◆ EXERCISE BRIEF
Restate the full set of records exactly, without adding or dropping a word.

* BEGIN RECORD SET *

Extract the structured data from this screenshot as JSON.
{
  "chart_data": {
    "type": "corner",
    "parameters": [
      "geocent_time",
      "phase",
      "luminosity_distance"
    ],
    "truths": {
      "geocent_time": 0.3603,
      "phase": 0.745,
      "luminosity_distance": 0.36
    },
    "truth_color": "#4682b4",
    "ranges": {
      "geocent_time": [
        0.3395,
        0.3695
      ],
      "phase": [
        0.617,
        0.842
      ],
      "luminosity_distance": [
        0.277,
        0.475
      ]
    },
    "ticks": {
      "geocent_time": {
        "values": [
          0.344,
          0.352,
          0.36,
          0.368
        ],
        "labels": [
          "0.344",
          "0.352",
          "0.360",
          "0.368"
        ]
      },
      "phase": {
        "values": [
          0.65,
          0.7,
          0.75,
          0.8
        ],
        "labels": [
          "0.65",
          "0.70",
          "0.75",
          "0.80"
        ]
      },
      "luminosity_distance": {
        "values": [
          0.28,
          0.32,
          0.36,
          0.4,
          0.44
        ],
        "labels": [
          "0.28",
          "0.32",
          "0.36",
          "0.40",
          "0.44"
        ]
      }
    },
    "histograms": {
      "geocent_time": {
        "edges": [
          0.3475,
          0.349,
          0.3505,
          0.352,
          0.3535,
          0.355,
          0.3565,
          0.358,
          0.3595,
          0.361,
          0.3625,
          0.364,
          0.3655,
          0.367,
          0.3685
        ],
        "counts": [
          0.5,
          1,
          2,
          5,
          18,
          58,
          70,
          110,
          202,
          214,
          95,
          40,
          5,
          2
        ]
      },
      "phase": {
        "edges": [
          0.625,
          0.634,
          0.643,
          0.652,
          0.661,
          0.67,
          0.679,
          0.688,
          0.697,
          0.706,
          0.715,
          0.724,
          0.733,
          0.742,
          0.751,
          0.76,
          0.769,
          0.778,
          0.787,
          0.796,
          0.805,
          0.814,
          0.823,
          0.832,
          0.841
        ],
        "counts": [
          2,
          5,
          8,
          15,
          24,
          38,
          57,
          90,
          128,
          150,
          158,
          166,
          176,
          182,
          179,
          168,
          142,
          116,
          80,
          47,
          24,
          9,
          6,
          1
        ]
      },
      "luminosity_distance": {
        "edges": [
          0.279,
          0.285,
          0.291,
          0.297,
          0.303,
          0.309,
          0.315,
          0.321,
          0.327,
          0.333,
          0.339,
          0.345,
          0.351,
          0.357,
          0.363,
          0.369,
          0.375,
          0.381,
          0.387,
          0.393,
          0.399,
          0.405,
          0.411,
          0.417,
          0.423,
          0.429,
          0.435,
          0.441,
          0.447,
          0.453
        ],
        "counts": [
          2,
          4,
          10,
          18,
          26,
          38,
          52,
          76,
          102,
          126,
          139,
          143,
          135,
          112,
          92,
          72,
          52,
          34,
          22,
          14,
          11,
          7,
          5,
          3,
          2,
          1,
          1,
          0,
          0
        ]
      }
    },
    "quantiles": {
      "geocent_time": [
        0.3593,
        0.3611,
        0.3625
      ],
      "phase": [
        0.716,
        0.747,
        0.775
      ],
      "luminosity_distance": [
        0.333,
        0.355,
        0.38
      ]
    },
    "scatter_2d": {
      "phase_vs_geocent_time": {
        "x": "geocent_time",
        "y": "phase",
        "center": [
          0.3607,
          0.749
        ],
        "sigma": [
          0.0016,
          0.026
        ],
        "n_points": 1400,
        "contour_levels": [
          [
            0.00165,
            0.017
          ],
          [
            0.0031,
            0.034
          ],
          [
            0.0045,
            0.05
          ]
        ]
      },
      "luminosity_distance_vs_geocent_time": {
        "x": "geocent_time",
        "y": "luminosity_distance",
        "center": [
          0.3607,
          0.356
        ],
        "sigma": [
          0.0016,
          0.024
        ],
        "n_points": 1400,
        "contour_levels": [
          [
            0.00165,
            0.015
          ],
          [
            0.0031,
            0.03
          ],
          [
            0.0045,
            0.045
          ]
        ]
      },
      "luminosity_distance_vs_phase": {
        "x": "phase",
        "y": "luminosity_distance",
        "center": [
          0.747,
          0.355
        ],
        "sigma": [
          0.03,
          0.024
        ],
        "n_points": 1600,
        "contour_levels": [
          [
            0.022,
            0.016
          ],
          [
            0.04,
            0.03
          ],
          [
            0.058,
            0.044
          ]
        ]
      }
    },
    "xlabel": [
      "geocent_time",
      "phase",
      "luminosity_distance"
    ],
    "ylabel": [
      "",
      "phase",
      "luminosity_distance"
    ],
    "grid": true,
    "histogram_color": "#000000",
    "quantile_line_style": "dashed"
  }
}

* END RECORD SET *

◆ FULL RESPONSE
Extract the structured data from this screenshot as JSON.
{
  "chart_data": {
    "type": "corner",
    "parameters": [
      "geocent_time",
      "phase",
      "luminosity_distance"
    ],
    "truths": {
      "geocent_time": 0.3603,
      "phase": 0.745,
      "luminosity_distance": 0.36
    },
    "truth_color": "#4682b4",
    "ranges": {
      "geocent_time": [
        0.3395,
        0.3695
      ],
      "phase": [
        0.617,
        0.842
      ],
      "luminosity_distance": [
        0.277,
        0.475
      ]
    },
    "ticks": {
      "geocent_time": {
        "values": [
          0.344,
          0.352,
          0.36,
          0.368
        ],
        "labels": [
          "0.344",
          "0.352",
          "0.360",
          "0.368"
        ]
      },
      "phase": {
        "values": [
          0.65,
          0.7,
          0.75,
          0.8
        ],
        "labels": [
          "0.65",
          "0.70",
          "0.75",
          "0.80"
        ]
      },
      "luminosity_distance": {
        "values": [
          0.28,
          0.32,
          0.36,
          0.4,
          0.44
        ],
        "labels": [
          "0.28",
          "0.32",
          "0.36",
          "0.40",
          "0.44"
        ]
      }
    },
    "histograms": {
      "geocent_time": {
        "edges": [
          0.3475,
          0.349,
          0.3505,
          0.352,
          0.3535,
          0.355,
          0.3565,
          0.358,
          0.3595,
          0.361,
          0.3625,
          0.364,
          0.3655,
          0.367,
          0.3685
        ],
        "counts": [
          0.5,
          1,
          2,
          5,
          18,
          58,
          70,
          110,
          202,
          214,
          95,
          40,
          5,
          2
        ]
      },
      "phase": {
        "edges": [
          0.625,
          0.634,
          0.643,
          0.652,
          0.661,
          0.67,
          0.679,
          0.688,
          0.697,
          0.706,
          0.715,
          0.724,
          0.733,
          0.742,
          0.751,
          0.76,
          0.769,
          0.778,
          0.787,
          0.796,
          0.805,
          0.814,
          0.823,
          0.832,
          0.841
        ],
        "counts": [
          2,
          5,
          8,
          15,
          24,
          38,
          57,
          90,
          128,
          150,
          158,
          166,
          176,
          182,
          179,
          168,
          142,
          116,
          80,
          47,
          24,
          9,
          6,
          1
        ]
      },
      "luminosity_distance": {
        "edges": [
          0.279,
          0.285,
          0.291,
          0.297,
          0.303,
          0.309,
          0.315,
          0.321,
          0.327,
          0.333,
          0.339,
          0.345,
          0.351,
          0.357,
          0.363,
          0.369,
          0.375,
          0.381,
          0.387,
          0.393,
          0.399,
          0.405,
          0.411,
          0.417,
          0.423,
          0.429,
          0.435,
          0.441,
          0.447,
          0.453
        ],
        "counts": [
          2,
          4,
          10,
          18,
          26,
          38,
          52,
          76,
          102,
          126,
          139,
          143,
          135,
          112,
          92,
          72,
          52,
          34,
          22,
          14,
          11,
          7,
          5,
          3,
          2,
          1,
          1,
          0,
          0
        ]
      }
    },
    "quantiles": {
      "geocent_time": [
        0.3593,
        0.3611,
        0.3625
      ],
      "phase": [
        0.716,
        0.747,
        0.775
      ],
      "luminosity_distance": [
        0.333,
        0.355,
        0.38
      ]
    },
    "scatter_2d": {
      "phase_vs_geocent_time": {
        "x": "geocent_time",
        "y": "phase",
        "center": [
          0.3607,
          0.749
        ],
        "sigma": [
          0.0016,
          0.026
        ],
        "n_points": 1400,
        "contour_levels": [
          [
            0.00165,
            0.017
          ],
          [
            0.0031,
            0.034
          ],
          [
            0.0045,
            0.05
          ]
        ]
      },
      "luminosity_distance_vs_geocent_time": {
        "x": "geocent_time",
        "y": "luminosity_distance",
        "center": [
          0.3607,
          0.356
        ],
        "sigma": [
          0.0016,
          0.024
        ],
        "n_points": 1400,
        "contour_levels": [
          [
            0.00165,
            0.015
          ],
          [
            0.0031,
            0.03
          ],
          [
            0.0045,
            0.045
          ]
        ]
      },
      "luminosity_distance_vs_phase": {
        "x": "phase",
        "y": "luminosity_distance",
        "center": [
          0.747,
          0.355
        ],
        "sigma": [
          0.03,
          0.024
        ],
        "n_points": 1600,
        "contour_levels": [
          [
            0.022,
            0.016
          ],
          [
            0.04,
            0.03
          ],
          [
            0.058,
            0.044
          ]
        ]
      }
    },
    "xlabel": [
      "geocent_time",
      "phase",
      "luminosity_distance"
    ],
    "ylabel": [
      "",
      "phase",
      "luminosity_distance"
    ],
    "grid": true,
    "histogram_color": "#000000",
    "quantile_line_style": "dashed"
  }
}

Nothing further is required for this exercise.